- RECORDS TO USE:
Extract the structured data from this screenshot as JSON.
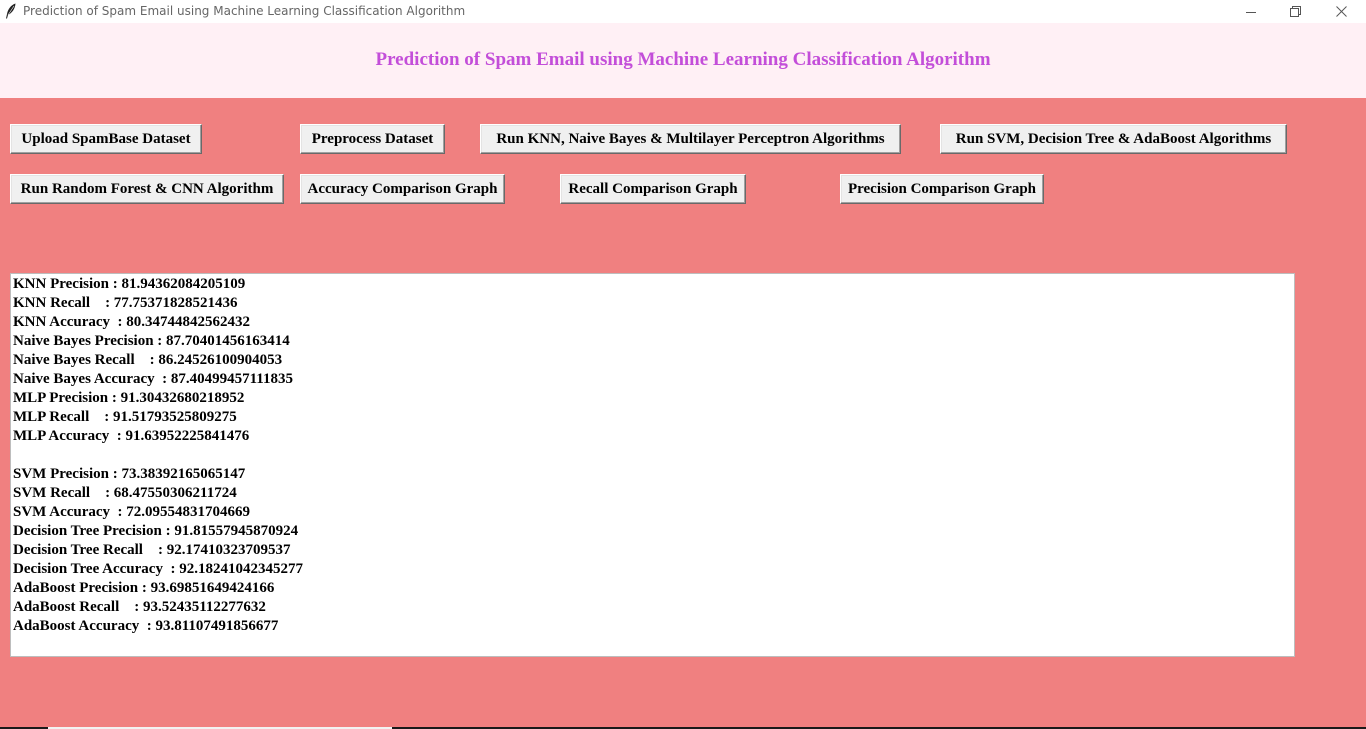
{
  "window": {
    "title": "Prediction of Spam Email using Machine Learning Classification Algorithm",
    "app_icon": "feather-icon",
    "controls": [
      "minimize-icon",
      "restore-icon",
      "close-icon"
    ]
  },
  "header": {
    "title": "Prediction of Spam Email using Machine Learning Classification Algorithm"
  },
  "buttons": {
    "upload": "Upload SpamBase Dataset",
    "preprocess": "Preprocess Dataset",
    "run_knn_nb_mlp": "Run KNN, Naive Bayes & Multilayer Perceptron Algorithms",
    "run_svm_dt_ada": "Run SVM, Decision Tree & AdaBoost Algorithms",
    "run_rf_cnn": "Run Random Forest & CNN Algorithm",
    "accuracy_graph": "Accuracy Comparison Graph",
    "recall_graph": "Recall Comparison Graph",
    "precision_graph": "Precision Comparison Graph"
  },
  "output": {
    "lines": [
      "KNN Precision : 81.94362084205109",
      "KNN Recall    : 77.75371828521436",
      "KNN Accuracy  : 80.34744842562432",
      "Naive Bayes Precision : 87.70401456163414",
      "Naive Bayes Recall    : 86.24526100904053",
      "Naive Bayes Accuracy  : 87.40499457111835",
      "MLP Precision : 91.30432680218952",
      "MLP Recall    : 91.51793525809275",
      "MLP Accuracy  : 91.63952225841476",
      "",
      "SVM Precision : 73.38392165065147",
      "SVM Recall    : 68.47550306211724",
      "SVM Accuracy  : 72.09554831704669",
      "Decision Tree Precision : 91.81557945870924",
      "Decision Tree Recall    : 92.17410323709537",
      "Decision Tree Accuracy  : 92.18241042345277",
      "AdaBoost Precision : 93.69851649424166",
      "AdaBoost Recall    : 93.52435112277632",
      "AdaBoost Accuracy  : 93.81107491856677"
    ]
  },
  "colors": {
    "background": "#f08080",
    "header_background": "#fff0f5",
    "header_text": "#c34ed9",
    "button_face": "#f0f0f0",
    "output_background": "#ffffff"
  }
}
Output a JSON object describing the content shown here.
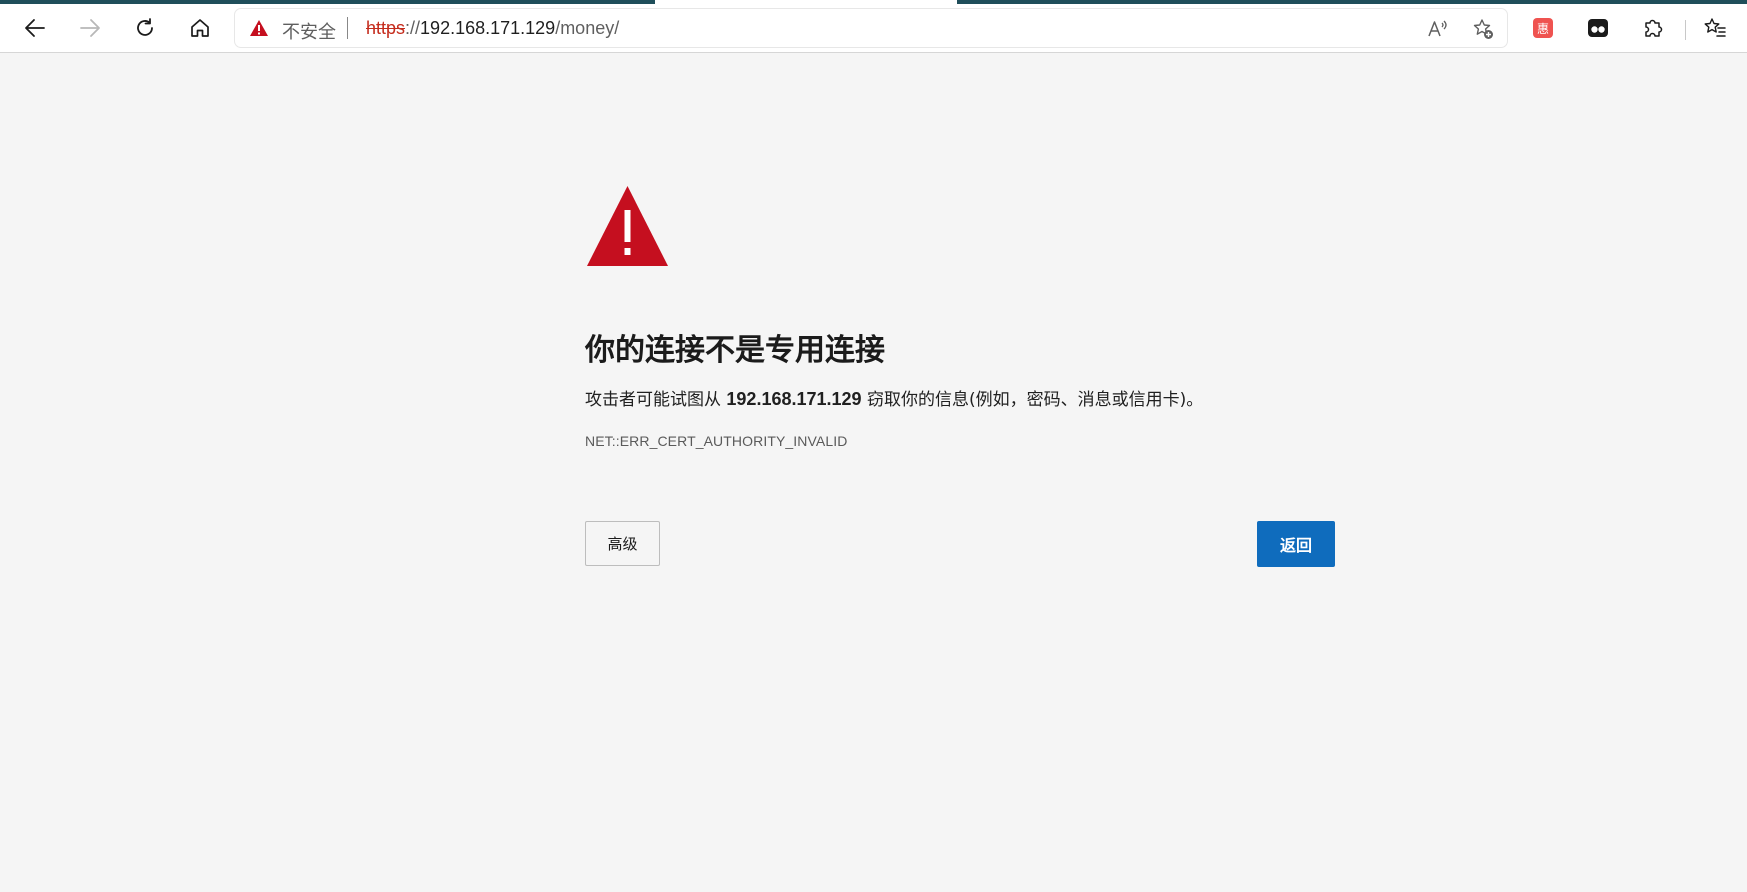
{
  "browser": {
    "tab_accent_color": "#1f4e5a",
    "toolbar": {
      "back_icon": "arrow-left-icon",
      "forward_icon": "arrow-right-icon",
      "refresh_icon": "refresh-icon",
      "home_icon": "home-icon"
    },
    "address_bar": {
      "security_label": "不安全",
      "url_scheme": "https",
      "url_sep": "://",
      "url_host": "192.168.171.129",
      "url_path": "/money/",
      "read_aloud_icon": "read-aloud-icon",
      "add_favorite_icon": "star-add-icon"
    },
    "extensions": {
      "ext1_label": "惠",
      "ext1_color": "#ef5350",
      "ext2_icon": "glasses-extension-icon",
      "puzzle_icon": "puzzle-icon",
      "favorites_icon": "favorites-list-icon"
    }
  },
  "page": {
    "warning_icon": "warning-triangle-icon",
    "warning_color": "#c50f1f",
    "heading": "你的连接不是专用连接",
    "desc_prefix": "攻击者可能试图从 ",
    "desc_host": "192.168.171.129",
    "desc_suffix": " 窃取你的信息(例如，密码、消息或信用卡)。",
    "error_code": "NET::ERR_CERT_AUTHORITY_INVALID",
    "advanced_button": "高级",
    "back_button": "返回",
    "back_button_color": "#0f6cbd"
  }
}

- WHAT YOU ARE ASKED TO DO:
Identify and copy all lines with the word "Learning".

- TASK RESULT:
    "title": "Prediction of Spam Email using Machine Learning Classification Algorithm",
    "title": "Prediction of Spam Email using Machine Learning Classification Algorithm"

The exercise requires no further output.